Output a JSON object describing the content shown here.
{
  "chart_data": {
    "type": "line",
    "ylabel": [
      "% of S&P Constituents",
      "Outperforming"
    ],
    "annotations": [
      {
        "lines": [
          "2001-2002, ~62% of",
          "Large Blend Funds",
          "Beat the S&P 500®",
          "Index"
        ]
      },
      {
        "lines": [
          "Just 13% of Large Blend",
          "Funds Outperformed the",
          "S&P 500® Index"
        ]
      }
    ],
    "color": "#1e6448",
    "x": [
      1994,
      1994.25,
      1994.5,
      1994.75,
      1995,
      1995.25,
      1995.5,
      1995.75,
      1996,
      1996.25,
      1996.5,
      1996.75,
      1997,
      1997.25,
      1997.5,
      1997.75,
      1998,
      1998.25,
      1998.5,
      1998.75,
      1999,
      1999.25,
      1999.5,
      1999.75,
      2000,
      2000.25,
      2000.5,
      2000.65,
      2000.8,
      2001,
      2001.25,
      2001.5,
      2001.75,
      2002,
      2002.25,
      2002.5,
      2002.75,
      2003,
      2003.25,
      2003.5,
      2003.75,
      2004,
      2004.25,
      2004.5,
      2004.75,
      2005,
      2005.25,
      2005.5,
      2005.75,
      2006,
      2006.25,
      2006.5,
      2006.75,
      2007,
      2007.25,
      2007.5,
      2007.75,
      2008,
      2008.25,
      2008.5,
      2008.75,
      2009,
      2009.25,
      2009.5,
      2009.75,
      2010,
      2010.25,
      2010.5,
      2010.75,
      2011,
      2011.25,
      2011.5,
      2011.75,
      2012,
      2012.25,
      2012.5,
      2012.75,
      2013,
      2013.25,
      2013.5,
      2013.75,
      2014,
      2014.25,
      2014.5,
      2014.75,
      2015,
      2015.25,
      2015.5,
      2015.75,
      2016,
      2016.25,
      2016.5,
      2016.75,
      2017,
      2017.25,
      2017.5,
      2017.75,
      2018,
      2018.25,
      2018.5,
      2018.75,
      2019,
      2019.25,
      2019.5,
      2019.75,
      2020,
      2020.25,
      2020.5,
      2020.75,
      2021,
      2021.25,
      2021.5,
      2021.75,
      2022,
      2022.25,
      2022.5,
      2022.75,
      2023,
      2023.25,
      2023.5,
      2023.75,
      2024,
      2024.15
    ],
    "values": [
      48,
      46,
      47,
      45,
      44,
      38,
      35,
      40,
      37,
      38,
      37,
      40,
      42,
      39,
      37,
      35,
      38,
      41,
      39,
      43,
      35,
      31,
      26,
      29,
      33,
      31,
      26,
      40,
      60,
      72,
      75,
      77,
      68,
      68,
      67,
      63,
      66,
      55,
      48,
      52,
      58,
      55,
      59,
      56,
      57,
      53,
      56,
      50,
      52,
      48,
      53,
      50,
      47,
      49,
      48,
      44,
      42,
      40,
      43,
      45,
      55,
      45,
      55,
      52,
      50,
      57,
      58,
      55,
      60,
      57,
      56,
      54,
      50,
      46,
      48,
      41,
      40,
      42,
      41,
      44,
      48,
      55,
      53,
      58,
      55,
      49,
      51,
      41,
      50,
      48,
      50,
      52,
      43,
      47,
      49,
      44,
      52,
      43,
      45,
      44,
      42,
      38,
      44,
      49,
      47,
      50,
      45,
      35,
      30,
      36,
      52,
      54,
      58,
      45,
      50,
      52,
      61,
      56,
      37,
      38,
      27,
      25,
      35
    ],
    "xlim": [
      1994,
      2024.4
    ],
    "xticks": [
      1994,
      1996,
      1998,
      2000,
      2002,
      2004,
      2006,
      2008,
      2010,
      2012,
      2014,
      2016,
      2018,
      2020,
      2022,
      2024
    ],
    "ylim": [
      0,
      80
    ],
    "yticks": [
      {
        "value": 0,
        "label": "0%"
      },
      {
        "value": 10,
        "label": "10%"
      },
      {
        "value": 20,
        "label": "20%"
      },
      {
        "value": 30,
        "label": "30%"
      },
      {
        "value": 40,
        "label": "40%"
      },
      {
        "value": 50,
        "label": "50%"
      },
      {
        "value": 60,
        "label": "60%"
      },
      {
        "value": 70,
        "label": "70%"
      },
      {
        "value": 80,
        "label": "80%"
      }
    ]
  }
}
━━━━━━━━━━━━━━━━━━━━━━━━━━━━━━
» **Written task**:
From the listing above, reproduce all the lines exactly.

» **Full response**:
Output a JSON object describing the content shown here.
{
  "chart_data": {
    "type": "line",
    "ylabel": [
      "% of S&P Constituents",
      "Outperforming"
    ],
    "annotations": [
      {
        "lines": [
          "2001-2002, ~62% of",
          "Large Blend Funds",
          "Beat the S&P 500®",
          "Index"
        ]
      },
      {
        "lines": [
          "Just 13% of Large Blend",
          "Funds Outperformed the",
          "S&P 500® Index"
        ]
      }
    ],
    "color": "#1e6448",
    "x": [
      1994,
      1994.25,
      1994.5,
      1994.75,
      1995,
      1995.25,
      1995.5,
      1995.75,
      1996,
      1996.25,
      1996.5,
      1996.75,
      1997,
      1997.25,
      1997.5,
      1997.75,
      1998,
      1998.25,
      1998.5,
      1998.75,
      1999,
      1999.25,
      1999.5,
      1999.75,
      2000,
      2000.25,
      2000.5,
      2000.65,
      2000.8,
      2001,
      2001.25,
      2001.5,
      2001.75,
      2002,
      2002.25,
      2002.5,
      2002.75,
      2003,
      2003.25,
      2003.5,
      2003.75,
      2004,
      2004.25,
      2004.5,
      2004.75,
      2005,
      2005.25,
      2005.5,
      2005.75,
      2006,
      2006.25,
      2006.5,
      2006.75,
      2007,
      2007.25,
      2007.5,
      2007.75,
      2008,
      2008.25,
      2008.5,
      2008.75,
      2009,
      2009.25,
      2009.5,
      2009.75,
      2010,
      2010.25,
      2010.5,
      2010.75,
      2011,
      2011.25,
      2011.5,
      2011.75,
      2012,
      2012.25,
      2012.5,
      2012.75,
      2013,
      2013.25,
      2013.5,
      2013.75,
      2014,
      2014.25,
      2014.5,
      2014.75,
      2015,
      2015.25,
      2015.5,
      2015.75,
      2016,
      2016.25,
      2016.5,
      2016.75,
      2017,
      2017.25,
      2017.5,
      2017.75,
      2018,
      2018.25,
      2018.5,
      2018.75,
      2019,
      2019.25,
      2019.5,
      2019.75,
      2020,
      2020.25,
      2020.5,
      2020.75,
      2021,
      2021.25,
      2021.5,
      2021.75,
      2022,
      2022.25,
      2022.5,
      2022.75,
      2023,
      2023.25,
      2023.5,
      2023.75,
      2024,
      2024.15
    ],
    "values": [
      48,
      46,
      47,
      45,
      44,
      38,
      35,
      40,
      37,
      38,
      37,
      40,
      42,
      39,
      37,
      35,
      38,
      41,
      39,
      43,
      35,
      31,
      26,
      29,
      33,
      31,
      26,
      40,
      60,
      72,
      75,
      77,
      68,
      68,
      67,
      63,
      66,
      55,
      48,
      52,
      58,
      55,
      59,
      56,
      57,
      53,
      56,
      50,
      52,
      48,
      53,
      50,
      47,
      49,
      48,
      44,
      42,
      40,
      43,
      45,
      55,
      45,
      55,
      52,
      50,
      57,
      58,
      55,
      60,
      57,
      56,
      54,
      50,
      46,
      48,
      41,
      40,
      42,
      41,
      44,
      48,
      55,
      53,
      58,
      55,
      49,
      51,
      41,
      50,
      48,
      50,
      52,
      43,
      47,
      49,
      44,
      52,
      43,
      45,
      44,
      42,
      38,
      44,
      49,
      47,
      50,
      45,
      35,
      30,
      36,
      52,
      54,
      58,
      45,
      50,
      52,
      61,
      56,
      37,
      38,
      27,
      25,
      35
    ],
    "xlim": [
      1994,
      2024.4
    ],
    "xticks": [
      1994,
      1996,
      1998,
      2000,
      2002,
      2004,
      2006,
      2008,
      2010,
      2012,
      2014,
      2016,
      2018,
      2020,
      2022,
      2024
    ],
    "ylim": [
      0,
      80
    ],
    "yticks": [
      {
        "value": 0,
        "label": "0%"
      },
      {
        "value": 10,
        "label": "10%"
      },
      {
        "value": 20,
        "label": "20%"
      },
      {
        "value": 30,
        "label": "30%"
      },
      {
        "value": 40,
        "label": "40%"
      },
      {
        "value": 50,
        "label": "50%"
      },
      {
        "value": 60,
        "label": "60%"
      },
      {
        "value": 70,
        "label": "70%"
      },
      {
        "value": 80,
        "label": "80%"
      }
    ]
  }
}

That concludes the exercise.